Task directions -
Will you write out the data exactly, excluding every picture?

**** Input material ****

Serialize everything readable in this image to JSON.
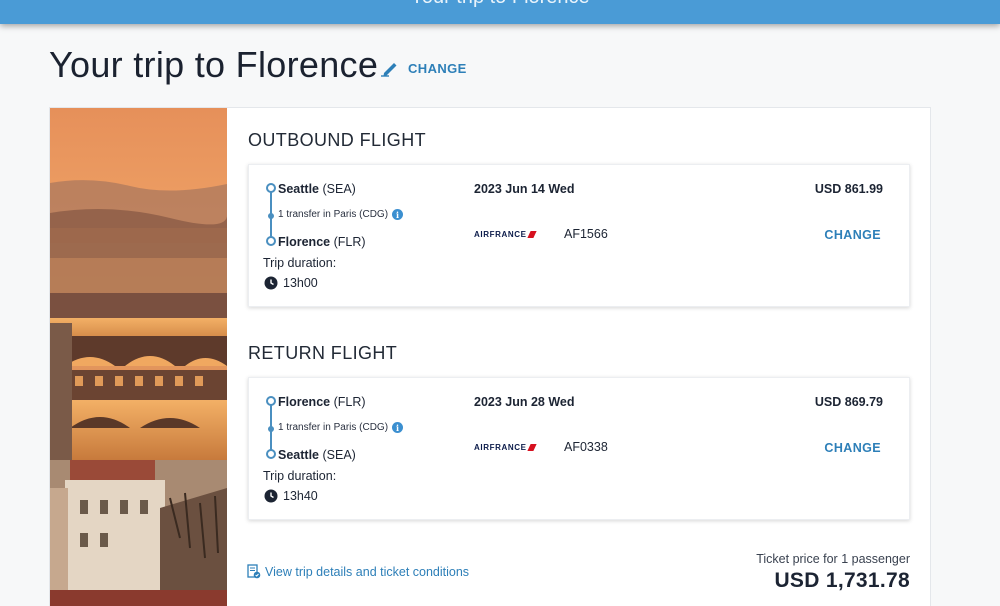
{
  "header": {
    "bar_title": "Your trip to Florence",
    "page_title": "Your trip to Florence",
    "change_label": "CHANGE"
  },
  "outbound": {
    "heading": "OUTBOUND FLIGHT",
    "origin_city": "Seattle",
    "origin_code": "(SEA)",
    "transfer": "1 transfer in Paris (CDG)",
    "dest_city": "Florence",
    "dest_code": "(FLR)",
    "duration_label": "Trip duration:",
    "duration": "13h00",
    "date": "2023 Jun 14 Wed",
    "airline": "AIRFRANCE",
    "flight_number": "AF1566",
    "price": "USD 861.99",
    "change_label": "CHANGE"
  },
  "return": {
    "heading": "RETURN FLIGHT",
    "origin_city": "Florence",
    "origin_code": "(FLR)",
    "transfer": "1 transfer in Paris (CDG)",
    "dest_city": "Seattle",
    "dest_code": "(SEA)",
    "duration_label": "Trip duration:",
    "duration": "13h40",
    "date": "2023 Jun 28 Wed",
    "airline": "AIRFRANCE",
    "flight_number": "AF0338",
    "price": "USD 869.79",
    "change_label": "CHANGE"
  },
  "footer": {
    "details_link": "View trip details and ticket conditions",
    "ticket_label": "Ticket price for 1 passenger",
    "total": "USD 1,731.78"
  },
  "colors": {
    "accent": "#2d7fb8",
    "header_bar": "#4a9bd6",
    "airline_red": "#d6101f"
  },
  "icons": [
    "pencil-icon",
    "info-icon",
    "clock-icon",
    "document-check-icon"
  ]
}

****

Solution for this exercise -
Serialize everything readable in this image to JSON.
{
  "header": {
    "bar_title": "Your trip to Florence",
    "page_title": "Your trip to Florence",
    "change_label": "CHANGE"
  },
  "outbound": {
    "heading": "OUTBOUND FLIGHT",
    "origin_city": "Seattle",
    "origin_code": "(SEA)",
    "transfer": "1 transfer in Paris (CDG)",
    "dest_city": "Florence",
    "dest_code": "(FLR)",
    "duration_label": "Trip duration:",
    "duration": "13h00",
    "date": "2023 Jun 14 Wed",
    "airline": "AIRFRANCE",
    "flight_number": "AF1566",
    "price": "USD 861.99",
    "change_label": "CHANGE"
  },
  "return": {
    "heading": "RETURN FLIGHT",
    "origin_city": "Florence",
    "origin_code": "(FLR)",
    "transfer": "1 transfer in Paris (CDG)",
    "dest_city": "Seattle",
    "dest_code": "(SEA)",
    "duration_label": "Trip duration:",
    "duration": "13h40",
    "date": "2023 Jun 28 Wed",
    "airline": "AIRFRANCE",
    "flight_number": "AF0338",
    "price": "USD 869.79",
    "change_label": "CHANGE"
  },
  "footer": {
    "details_link": "View trip details and ticket conditions",
    "ticket_label": "Ticket price for 1 passenger",
    "total": "USD 1,731.78"
  },
  "colors": {
    "accent": "#2d7fb8",
    "header_bar": "#4a9bd6",
    "airline_red": "#d6101f"
  },
  "icons": [
    "pencil-icon",
    "info-icon",
    "clock-icon",
    "document-check-icon"
  ]
}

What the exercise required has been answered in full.